Saved entries:
-.-.-
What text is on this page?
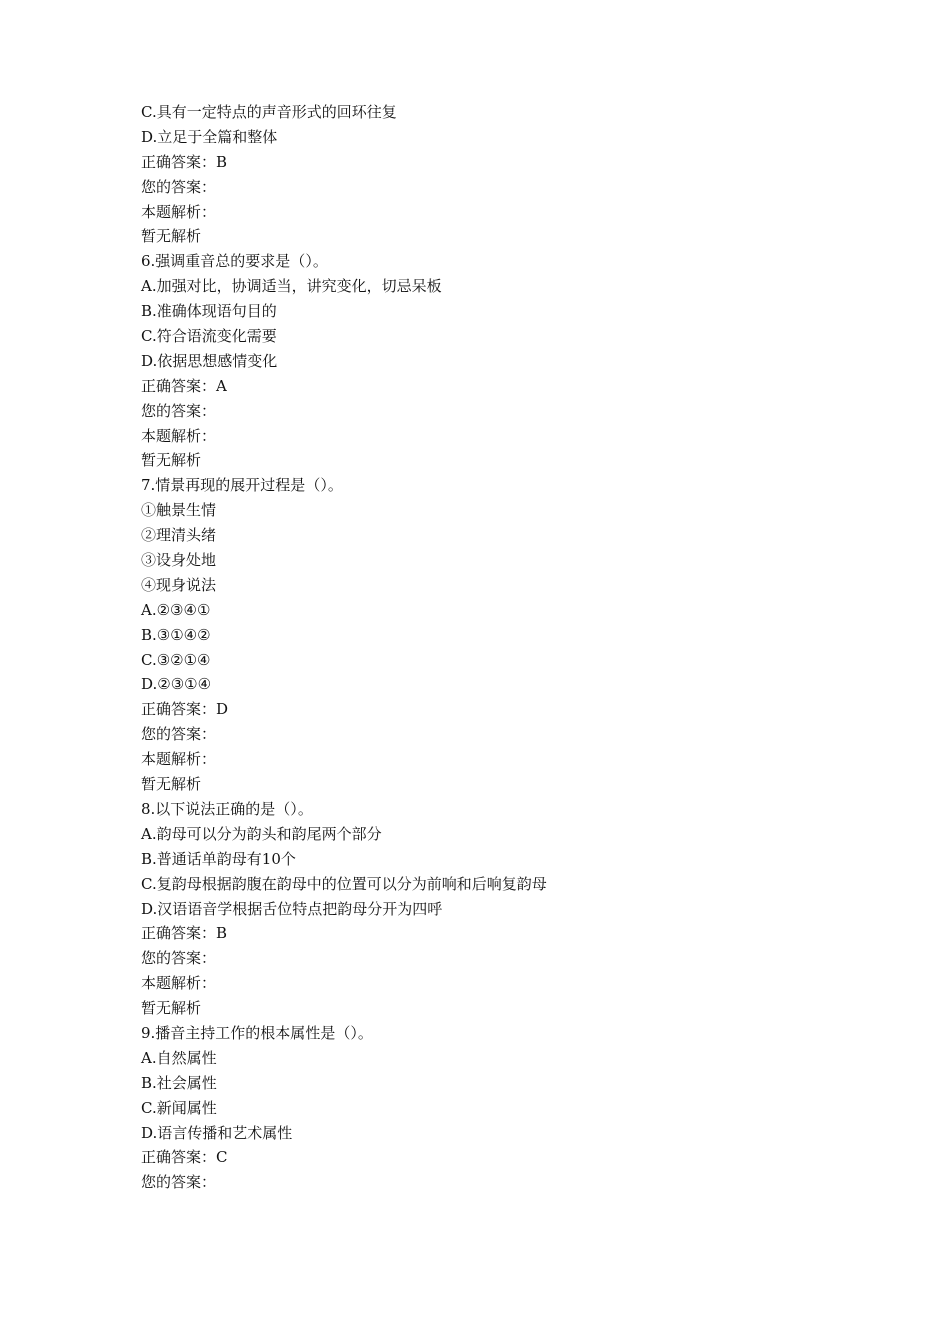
C.具有一定特点的声音形式的回环往复
D.立足于全篇和整体
正确答案：B
您的答案：
本题解析：
暂无解析
6.强调重音总的要求是（）。
A.加强对比，协调适当，讲究变化，切忌呆板
B.准确体现语句目的
C.符合语流变化需要
D.依据思想感情变化
正确答案：A
您的答案：
本题解析：
暂无解析
7.情景再现的展开过程是（）。
①触景生情
②理清头绪
③设身处地
④现身说法
A.②③④①
B.③①④②
C.③②①④
D.②③①④
正确答案：D
您的答案：
本题解析：
暂无解析
8.以下说法正确的是（）。
A.韵母可以分为韵头和韵尾两个部分
B.普通话单韵母有10个
C.复韵母根据韵腹在韵母中的位置可以分为前响和后响复韵母
D.汉语语音学根据舌位特点把韵母分开为四呼
正确答案：B
您的答案：
本题解析：
暂无解析
9.播音主持工作的根本属性是（）。
A.自然属性
B.社会属性
C.新闻属性
D.语言传播和艺术属性
正确答案：C
您的答案：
-.-.-
What you should do —
Return each line of the data, keeping its wording exact and omitting pictures.

Result —
What text is on this page?
C.具有一定特点的声音形式的回环往复
D.立足于全篇和整体
正确答案：B
您的答案：
本题解析：
暂无解析
6.强调重音总的要求是（）。
A.加强对比，协调适当，讲究变化，切忌呆板
B.准确体现语句目的
C.符合语流变化需要
D.依据思想感情变化
正确答案：A
您的答案：
本题解析：
暂无解析
7.情景再现的展开过程是（）。
①触景生情
②理清头绪
③设身处地
④现身说法
A.②③④①
B.③①④②
C.③②①④
D.②③①④
正确答案：D
您的答案：
本题解析：
暂无解析
8.以下说法正确的是（）。
A.韵母可以分为韵头和韵尾两个部分
B.普通话单韵母有10个
C.复韵母根据韵腹在韵母中的位置可以分为前响和后响复韵母
D.汉语语音学根据舌位特点把韵母分开为四呼
正确答案：B
您的答案：
本题解析：
暂无解析
9.播音主持工作的根本属性是（）。
A.自然属性
B.社会属性
C.新闻属性
D.语言传播和艺术属性
正确答案：C
您的答案：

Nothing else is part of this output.